*Given request*
Do not copy the pictures; transcribe all other material exactly.

*Exercise material*
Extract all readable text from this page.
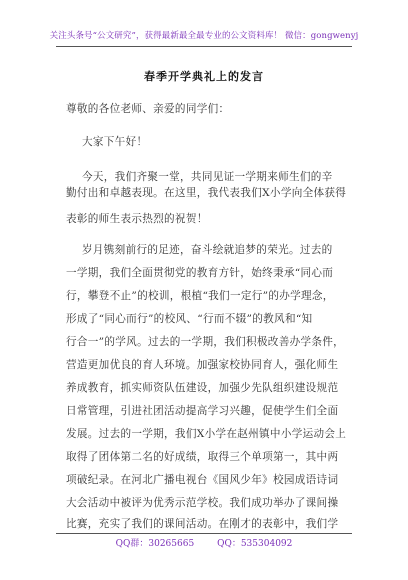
关注头条号“公文研究”，获得最新最全最专业的公文资料库！ 微信：gongwenyj
春季开学典礼上的发言
尊敬的各位老师、亲爱的同学们：
大家下午好！
今天，我们齐聚一堂，共同见证一学期来师生们的辛
勤付出和卓越表现。在这里，我代表我们X小学向全体获得
表彰的师生表示热烈的祝贺！
岁月镌刻前行的足迹，奋斗绘就追梦的荣光。过去的
一学期，我们全面贯彻党的教育方针，始终秉承“同心而
行，攀登不止”的校训，根植“我们一定行”的办学理念，
形成了“同心而行”的校风、“行而不辍”的教风和“知
行合一”的学风。过去的一学期，我们积极改善办学条件，
营造更加优良的育人环境。加强家校协同育人，强化师生
养成教育，抓实师资队伍建设，加强少先队组织建设规范
日常管理，引进社团活动提高学习兴趣，促使学生们全面
发展。过去的一学期，我们X小学在赵州镇中小学运动会上
取得了团体第二名的好成绩，取得三个单项第一，其中两
项破纪录。在河北广播电视台《国风少年》校园成语诗词
大会活动中被评为优秀示范学校。我们成功举办了课间操
QQ群：30265665	QQ：535304092
比赛，充实了我们的课间活动。在刚才的表彰中，我们学
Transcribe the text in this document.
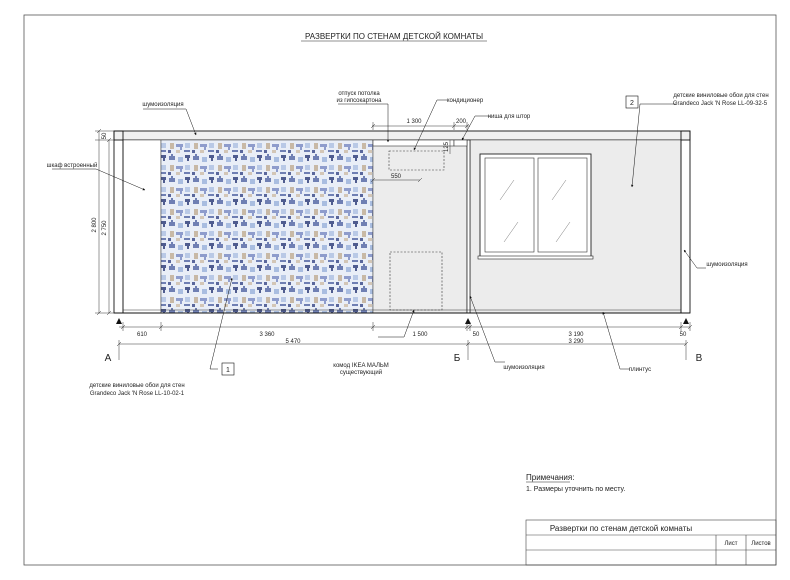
РАЗВЕРТКИ ПО СТЕНАМ ДЕТСКОЙ КОМНАТЫ
1 300	200
550
125
50
2 800 2 750
610	3 360	1 500	50	3 190	50
5 470	3 290
А	Б	В
1
2
шумоизоляция
отпуск потолка
из гипсокартона	кондиционер
ниша для штор
детские виниловые обои для стен
Grandeco Jack 'N Rose LL-09-32-5
шкаф встроенный
шумоизоляция
комод IKEA МАЛЬМ
существующий
шумоизоляция	плинтус
детские виниловые обои для стен
Grandeco Jack 'N Rose LL-10-02-1
Примечания:
1. Размеры уточнить по месту.
Развертки по стенам детской комнаты
Лист Листов
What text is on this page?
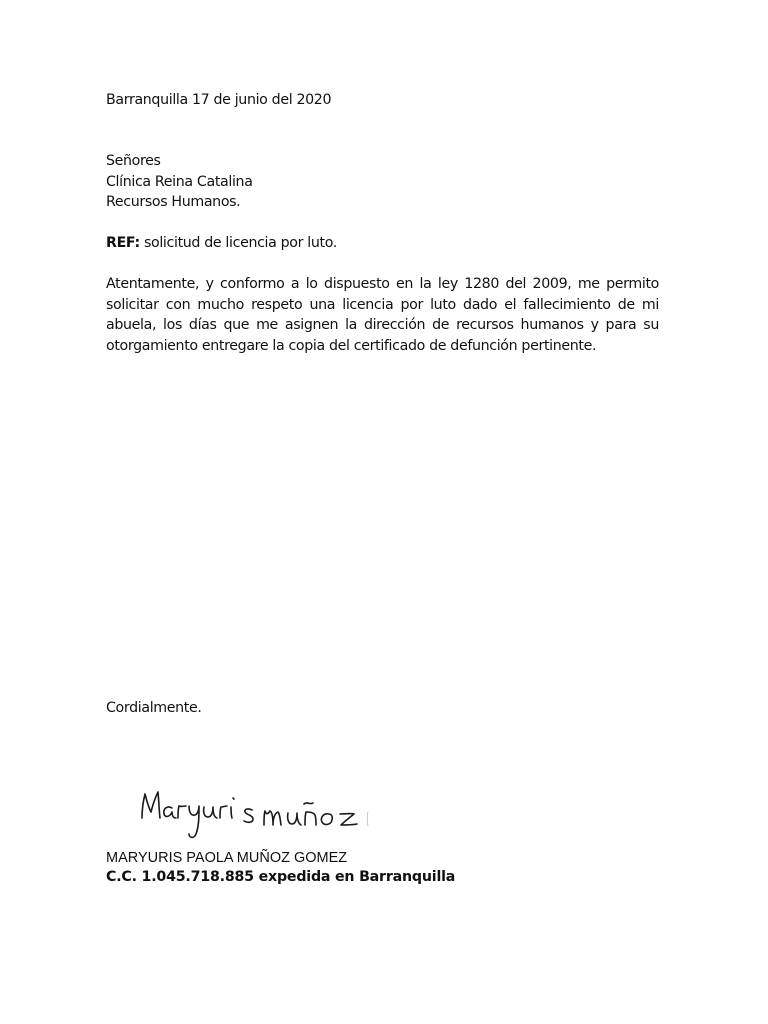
Barranquilla 17 de junio del 2020
Señores
Clínica Reina Catalina
Recursos Humanos.
REF: solicitud de licencia por luto.
Atentamente, y conformo a lo dispuesto en la ley 1280 del 2009, me permito
solicitar con mucho respeto una licencia por luto dado el fallecimiento de mi
abuela, los días que me asignen la dirección de recursos humanos y para su
otorgamiento entregare la copia del certificado de defunción pertinente.
Cordialmente.
MARYURIS PAOLA MUÑOZ GOMEZ
C.C. 1.045.718.885 expedida en Barranquilla
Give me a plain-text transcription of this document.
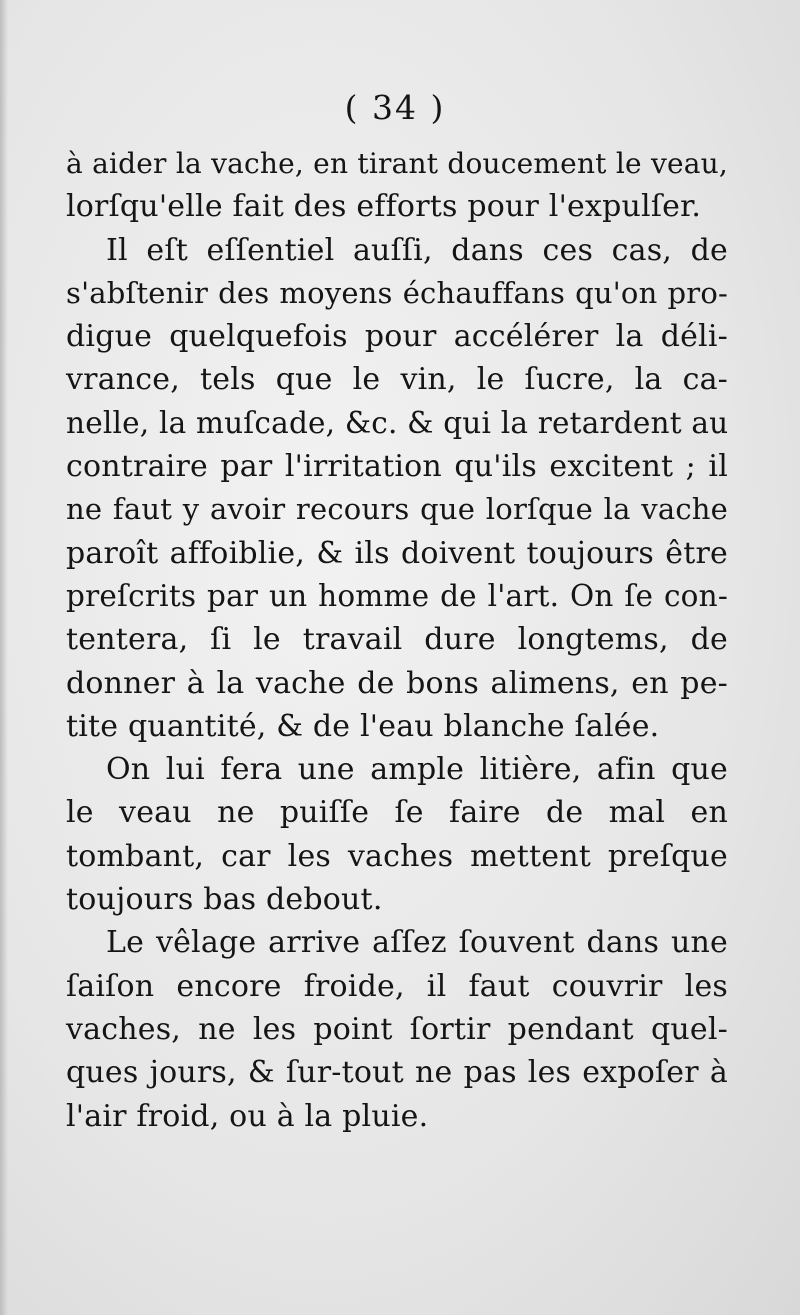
( 34 )
à aider la vache, en tirant doucement le veau,
lorſqu'elle fait des efforts pour l'expulſer.
Il eſt eſſentiel auſſi, dans ces cas, de
s'abſtenir des moyens échauffans qu'on pro-
digue quelquefois pour accélérer la déli-
vrance, tels que le vin, le ſucre, la ca-
nelle, la muſcade, &c. & qui la retardent au
contraire par l'irritation qu'ils excitent ; il
ne faut y avoir recours que lorſque la vache
paroît affoiblie, & ils doivent toujours être
preſcrits par un homme de l'art. On ſe con-
tentera, ſi le travail dure longtems, de
donner à la vache de bons alimens, en pe-
tite quantité, & de l'eau blanche ſalée.
On lui fera une ample litière, afin que
le veau ne puiſſe ſe faire de mal en
tombant, car les vaches mettent preſque
toujours bas debout.
Le vêlage arrive aſſez ſouvent dans une
ſaiſon encore froide, il faut couvrir les
vaches, ne les point ſortir pendant quel-
ques jours, & ſur-tout ne pas les expoſer à
l'air froid, ou à la pluie.
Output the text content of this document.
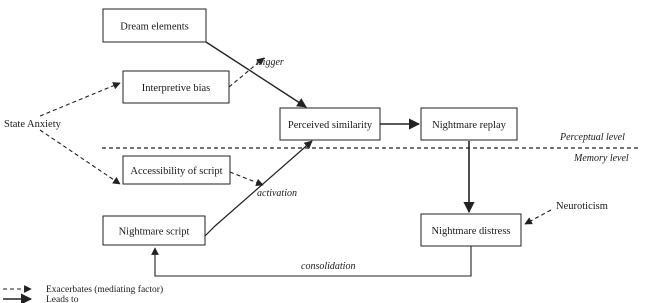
Perceptual level
Memory level
Dream elements
Interpretive bias
Perceived similarity	Nightmare replay
Accessibility of script
Nightmare script	Nightmare distress
State Anxiety
Neuroticism
trigger
activation
consolidation
Exacerbates (mediating factor)
Leads to
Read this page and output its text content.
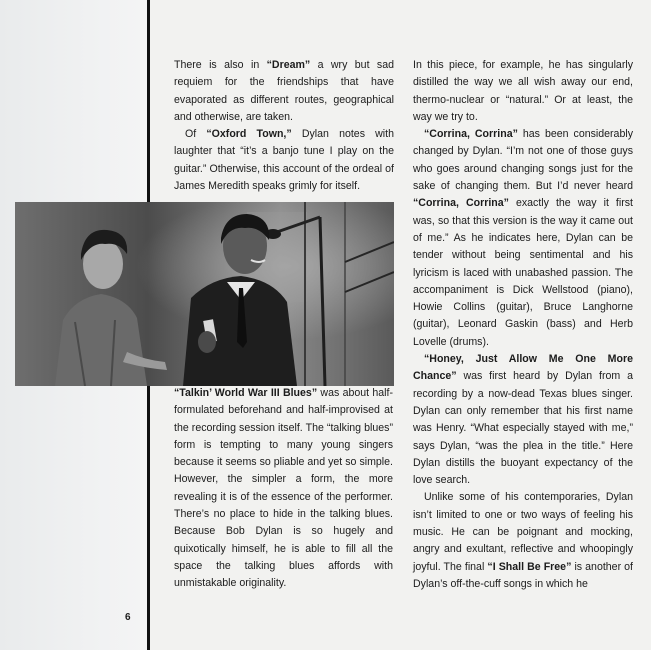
There is also in “Dream” a wry but sad requiem for the friendships that have evaporated as different routes, geographical and otherwise, are taken.

Of “Oxford Town,” Dylan notes with laughter that “it’s a banjo tune I play on the guitar.” Otherwise, this account of the ordeal of James Meredith speaks grimly for itself.

“Talkin’ World War III Blues” was about half-formulated beforehand and half-improvised at the recording session itself. The “talking blues” form is tempting to many young singers because it seems so pliable and yet so simple. However, the simpler a form, the more revealing it is of the essence of the performer. There’s no place to hide in the talking blues. Because Bob Dylan is so hugely and quixotically himself, he is able to fill all the space the talking blues affords with unmistakable originality.

In this piece, for example, he has singularly distilled the way we all wish away our end, thermo-nuclear or “natural.” Or at least, the way we try to.

“Corrina, Corrina” has been considerably changed by Dylan. “I’m not one of those guys who goes around changing songs just for the sake of changing them. But I’d never heard “Corrina, Corrina” exactly the way it first was, so that this version is the way it came out of me.” As he indicates here, Dylan can be tender without being sentimental and his lyricism is laced with unabashed passion. The accompaniment is Dick Wellstood (piano), Howie Collins (guitar), Bruce Langhorne (guitar), Leonard Gaskin (bass) and Herb Lovelle (drums).

“Honey, Just Allow Me One More Chance” was first heard by Dylan from a recording by a now-dead Texas blues singer. Dylan can only remember that his first name was Henry. “What especially stayed with me,” says Dylan, “was the plea in the title.” Here Dylan distills the buoyant expectancy of the love search.

Unlike some of his contemporaries, Dylan isn’t limited to one or two ways of feeling his music. He can be poignant and mocking, angry and exultant, reflective and whoopingly joyful. The final “I Shall Be Free” is another of Dylan’s off-the-cuff songs in which he

6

*Response*
Extract all readable text from this page.
关注头条号“公文研究”，获得最新最全最专业的公文资料库！ 微信：gongwenyj
春季开学典礼上的发言
尊敬的各位老师、亲爱的同学们：
大家下午好！
今天，我们齐聚一堂，共同见证一学期来师生们的辛
勤付出和卓越表现。在这里，我代表我们X小学向全体获得
表彰的师生表示热烈的祝贺！
岁月镌刻前行的足迹，奋斗绘就追梦的荣光。过去的
一学期，我们全面贯彻党的教育方针，始终秉承“同心而
行，攀登不止”的校训，根植“我们一定行”的办学理念，
形成了“同心而行”的校风、“行而不辍”的教风和“知
行合一”的学风。过去的一学期，我们积极改善办学条件，
营造更加优良的育人环境。加强家校协同育人，强化师生
养成教育，抓实师资队伍建设，加强少先队组织建设规范
日常管理，引进社团活动提高学习兴趣，促使学生们全面
发展。过去的一学期，我们X小学在赵州镇中小学运动会上
取得了团体第二名的好成绩，取得三个单项第一，其中两
项破纪录。在河北广播电视台《国风少年》校园成语诗词
大会活动中被评为优秀示范学校。我们成功举办了课间操
QQ群：30265665	QQ：535304092
比赛，充实了我们的课间活动。在刚才的表彰中，我们学
Transcribe the text in this document.
РАЗВЕРТКИ ПО СТЕНАМ ДЕТСКОЙ КОМНАТЫ
1 300	200
550
125
50
2 800 2 750
610	3 360	1 500	50	3 190	50
5 470	3 290
А	Б	В
1
2
шумоизоляция
отпуск потолка
из гипсокартона	кондиционер
ниша для штор
детские виниловые обои для стен
Grandeco Jack 'N Rose LL-09-32-5
шкаф встроенный
шумоизоляция
комод IKEA МАЛЬМ
существующий
шумоизоляция	плинтус
детские виниловые обои для стен
Grandeco Jack 'N Rose LL-10-02-1
Примечания:
1. Размеры уточнить по месту.
Развертки по стенам детской комнаты
Лист Листов
What text is on this page?
Barranquilla 17 de junio del 2020
Señores
Clínica Reina Catalina
Recursos Humanos.
REF: solicitud de licencia por luto.
Atentamente, y conformo a lo dispuesto en la ley 1280 del 2009, me permito
solicitar con mucho respeto una licencia por luto dado el fallecimiento de mi
abuela, los días que me asignen la dirección de recursos humanos y para su
otorgamiento entregare la copia del certificado de defunción pertinente.
Cordialmente.
MARYURIS PAOLA MUÑOZ GOMEZ
C.C. 1.045.718.885 expedida en Barranquilla
Give me a plain-text transcription of this document.
( 34 )
à aider la vache, en tirant doucement le veau,
lorſqu'elle fait des efforts pour l'expulſer.
Il eſt eſſentiel auſſi, dans ces cas, de
s'abſtenir des moyens échauffans qu'on pro-
digue quelquefois pour accélérer la déli-
vrance, tels que le vin, le ſucre, la ca-
nelle, la muſcade, &c. & qui la retardent au
contraire par l'irritation qu'ils excitent ; il
ne faut y avoir recours que lorſque la vache
paroît affoiblie, & ils doivent toujours être
preſcrits par un homme de l'art. On ſe con-
tentera, ſi le travail dure longtems, de
donner à la vache de bons alimens, en pe-
tite quantité, & de l'eau blanche ſalée.
On lui fera une ample litière, afin que
le veau ne puiſſe ſe faire de mal en
tombant, car les vaches mettent preſque
toujours bas debout.
Le vêlage arrive aſſez ſouvent dans une
ſaiſon encore froide, il faut couvrir les
vaches, ne les point ſortir pendant quel-
ques jours, & ſur-tout ne pas les expoſer à
l'air froid, ou à la pluie.
Output the text content of this document.
Perceptual level
Memory level
Dream elements
Interpretive bias
Perceived similarity	Nightmare replay
Accessibility of script
Nightmare script	Nightmare distress
State Anxiety
Neuroticism
trigger
activation
consolidation
Exacerbates (mediating factor)
Leads to
Read this page and output its text content.
There is also in “Dream” a wry but sad requiem for the friendships that have evaporated as different routes, geographical and otherwise, are taken.

Of “Oxford Town,” Dylan notes with laughter that “it’s a banjo tune I play on the guitar.” Otherwise, this account of the ordeal of James Meredith speaks grimly for itself.

“Talkin’ World War III Blues” was about half-formulated beforehand and half-improvised at the recording session itself. The “talking blues” form is tempting to many young singers because it seems so pliable and yet so simple. However, the simpler a form, the more revealing it is of the essence of the performer. There’s no place to hide in the talking blues. Because Bob Dylan is so hugely and quixotically himself, he is able to fill all the space the talking blues affords with unmistakable originality.

In this piece, for example, he has singularly distilled the way we all wish away our end, thermo-nuclear or “natural.” Or at least, the way we try to.

“Corrina, Corrina” has been considerably changed by Dylan. “I’m not one of those guys who goes around changing songs just for the sake of changing them. But I’d never heard “Corrina, Corrina” exactly the way it first was, so that this version is the way it came out of me.” As he indicates here, Dylan can be tender without being sentimental and his lyricism is laced with unabashed passion. The accompaniment is Dick Wellstood (piano), Howie Collins (guitar), Bruce Langhorne (guitar), Leonard Gaskin (bass) and Herb Lovelle (drums).

“Honey, Just Allow Me One More Chance” was first heard by Dylan from a recording by a now-dead Texas blues singer. Dylan can only remember that his first name was Henry. “What especially stayed with me,” says Dylan, “was the plea in the title.” Here Dylan distills the buoyant expectancy of the love search.

Unlike some of his contemporaries, Dylan isn’t limited to one or two ways of feeling his music. He can be poignant and mocking, angry and exultant, reflective and whoopingly joyful. The final “I Shall Be Free” is another of Dylan’s off-the-cuff songs in which he

6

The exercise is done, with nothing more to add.